§ **Task objective**
Go through the data below. Pull out every line that has the word "APROBACIÓN".

§ **Data records**
— Begin —

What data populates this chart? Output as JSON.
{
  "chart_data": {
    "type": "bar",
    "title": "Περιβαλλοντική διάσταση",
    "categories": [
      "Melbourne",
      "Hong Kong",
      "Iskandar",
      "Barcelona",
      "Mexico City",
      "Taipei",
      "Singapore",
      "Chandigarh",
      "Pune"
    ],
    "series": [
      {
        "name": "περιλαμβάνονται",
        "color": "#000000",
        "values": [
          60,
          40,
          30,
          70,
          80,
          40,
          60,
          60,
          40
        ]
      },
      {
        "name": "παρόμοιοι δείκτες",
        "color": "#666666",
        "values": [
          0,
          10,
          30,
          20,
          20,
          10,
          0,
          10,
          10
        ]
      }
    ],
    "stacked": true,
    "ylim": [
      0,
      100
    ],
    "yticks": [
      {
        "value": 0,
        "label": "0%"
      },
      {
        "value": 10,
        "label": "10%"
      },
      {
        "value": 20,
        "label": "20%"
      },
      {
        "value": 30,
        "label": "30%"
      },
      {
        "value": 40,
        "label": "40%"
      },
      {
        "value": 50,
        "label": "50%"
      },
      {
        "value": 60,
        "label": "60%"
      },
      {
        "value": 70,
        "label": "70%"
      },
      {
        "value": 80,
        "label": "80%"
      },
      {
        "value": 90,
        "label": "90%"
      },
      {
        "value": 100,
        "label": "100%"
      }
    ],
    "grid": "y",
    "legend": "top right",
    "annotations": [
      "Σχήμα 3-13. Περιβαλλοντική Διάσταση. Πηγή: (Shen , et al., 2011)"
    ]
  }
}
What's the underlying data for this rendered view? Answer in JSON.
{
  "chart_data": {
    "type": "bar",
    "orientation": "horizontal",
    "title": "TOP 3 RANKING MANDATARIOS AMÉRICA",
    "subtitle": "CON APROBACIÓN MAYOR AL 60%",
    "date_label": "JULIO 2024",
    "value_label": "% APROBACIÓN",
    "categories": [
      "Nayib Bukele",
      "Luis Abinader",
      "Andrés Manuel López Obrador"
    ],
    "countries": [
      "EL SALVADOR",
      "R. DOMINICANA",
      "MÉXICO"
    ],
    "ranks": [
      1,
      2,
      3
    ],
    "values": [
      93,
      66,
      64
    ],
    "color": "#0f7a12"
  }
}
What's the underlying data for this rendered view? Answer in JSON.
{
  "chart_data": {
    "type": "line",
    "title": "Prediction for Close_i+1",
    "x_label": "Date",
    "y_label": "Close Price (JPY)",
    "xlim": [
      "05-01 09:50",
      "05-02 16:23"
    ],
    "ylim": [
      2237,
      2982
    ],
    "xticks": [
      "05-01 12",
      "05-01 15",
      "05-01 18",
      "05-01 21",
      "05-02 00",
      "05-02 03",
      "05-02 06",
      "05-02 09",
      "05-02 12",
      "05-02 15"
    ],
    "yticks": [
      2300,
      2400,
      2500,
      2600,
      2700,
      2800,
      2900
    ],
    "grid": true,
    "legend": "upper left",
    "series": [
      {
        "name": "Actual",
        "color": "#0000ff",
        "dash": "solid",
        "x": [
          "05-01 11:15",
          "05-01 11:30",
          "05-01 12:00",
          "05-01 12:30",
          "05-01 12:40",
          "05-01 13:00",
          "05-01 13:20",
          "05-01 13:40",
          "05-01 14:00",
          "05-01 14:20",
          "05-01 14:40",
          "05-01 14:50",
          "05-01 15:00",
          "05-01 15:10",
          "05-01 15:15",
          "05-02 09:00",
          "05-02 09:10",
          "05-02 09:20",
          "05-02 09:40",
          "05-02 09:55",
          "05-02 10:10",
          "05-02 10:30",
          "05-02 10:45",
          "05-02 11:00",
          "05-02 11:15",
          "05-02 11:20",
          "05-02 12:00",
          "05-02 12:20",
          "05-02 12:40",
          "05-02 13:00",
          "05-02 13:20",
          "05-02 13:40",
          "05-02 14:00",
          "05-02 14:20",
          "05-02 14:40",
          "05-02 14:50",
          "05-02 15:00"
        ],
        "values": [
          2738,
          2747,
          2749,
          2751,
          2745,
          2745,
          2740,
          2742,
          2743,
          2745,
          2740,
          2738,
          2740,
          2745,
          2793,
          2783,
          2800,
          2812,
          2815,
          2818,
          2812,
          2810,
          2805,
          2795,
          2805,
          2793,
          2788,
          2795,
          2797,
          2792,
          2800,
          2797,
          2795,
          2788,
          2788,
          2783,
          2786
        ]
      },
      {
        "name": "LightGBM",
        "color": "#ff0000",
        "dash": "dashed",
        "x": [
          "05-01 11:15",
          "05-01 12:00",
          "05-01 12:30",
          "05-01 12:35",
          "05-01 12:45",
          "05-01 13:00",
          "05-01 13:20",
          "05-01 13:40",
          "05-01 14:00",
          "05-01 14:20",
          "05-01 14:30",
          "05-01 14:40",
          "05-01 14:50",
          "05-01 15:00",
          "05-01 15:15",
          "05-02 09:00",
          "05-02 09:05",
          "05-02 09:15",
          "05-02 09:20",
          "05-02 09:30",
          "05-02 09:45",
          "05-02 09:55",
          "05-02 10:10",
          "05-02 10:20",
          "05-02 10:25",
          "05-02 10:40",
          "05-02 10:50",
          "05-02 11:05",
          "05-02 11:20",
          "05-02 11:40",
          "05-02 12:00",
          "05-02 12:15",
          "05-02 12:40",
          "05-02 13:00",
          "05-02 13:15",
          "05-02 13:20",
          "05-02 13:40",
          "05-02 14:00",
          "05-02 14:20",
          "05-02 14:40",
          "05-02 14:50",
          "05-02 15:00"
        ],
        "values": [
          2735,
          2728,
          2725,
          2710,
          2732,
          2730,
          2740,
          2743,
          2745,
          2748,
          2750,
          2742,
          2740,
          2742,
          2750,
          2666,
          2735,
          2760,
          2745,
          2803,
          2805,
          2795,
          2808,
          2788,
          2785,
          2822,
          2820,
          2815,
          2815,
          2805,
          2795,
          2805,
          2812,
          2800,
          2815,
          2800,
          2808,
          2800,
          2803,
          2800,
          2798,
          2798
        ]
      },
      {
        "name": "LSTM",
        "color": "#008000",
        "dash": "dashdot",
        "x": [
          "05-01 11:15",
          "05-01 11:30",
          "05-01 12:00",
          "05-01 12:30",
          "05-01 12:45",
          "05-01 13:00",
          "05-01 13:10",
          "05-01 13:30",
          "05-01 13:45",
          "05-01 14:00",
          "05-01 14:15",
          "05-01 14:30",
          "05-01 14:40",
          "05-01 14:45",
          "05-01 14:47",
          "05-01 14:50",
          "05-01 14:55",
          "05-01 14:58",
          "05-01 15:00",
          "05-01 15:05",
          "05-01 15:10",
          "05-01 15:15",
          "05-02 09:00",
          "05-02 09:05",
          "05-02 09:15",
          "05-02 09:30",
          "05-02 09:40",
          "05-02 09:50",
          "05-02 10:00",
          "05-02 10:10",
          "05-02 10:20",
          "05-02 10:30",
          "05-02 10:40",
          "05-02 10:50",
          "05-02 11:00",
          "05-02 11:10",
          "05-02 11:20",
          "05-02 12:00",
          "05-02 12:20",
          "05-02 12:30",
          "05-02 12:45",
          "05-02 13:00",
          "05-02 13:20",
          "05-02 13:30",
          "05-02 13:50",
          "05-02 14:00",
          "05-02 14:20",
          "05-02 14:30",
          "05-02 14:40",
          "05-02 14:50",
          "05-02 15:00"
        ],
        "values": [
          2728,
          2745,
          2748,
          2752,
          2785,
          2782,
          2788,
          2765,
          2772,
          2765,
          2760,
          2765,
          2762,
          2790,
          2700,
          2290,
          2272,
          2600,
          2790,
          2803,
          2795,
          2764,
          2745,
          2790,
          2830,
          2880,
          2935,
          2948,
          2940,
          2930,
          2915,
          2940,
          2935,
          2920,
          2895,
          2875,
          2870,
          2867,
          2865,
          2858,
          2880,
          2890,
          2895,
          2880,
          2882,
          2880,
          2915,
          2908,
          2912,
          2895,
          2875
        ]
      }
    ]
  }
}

— End —

§ **Complete answer**
    "subtitle": "CON APROBACIÓN MAYOR AL 60%",
    "value_label": "% APROBACIÓN",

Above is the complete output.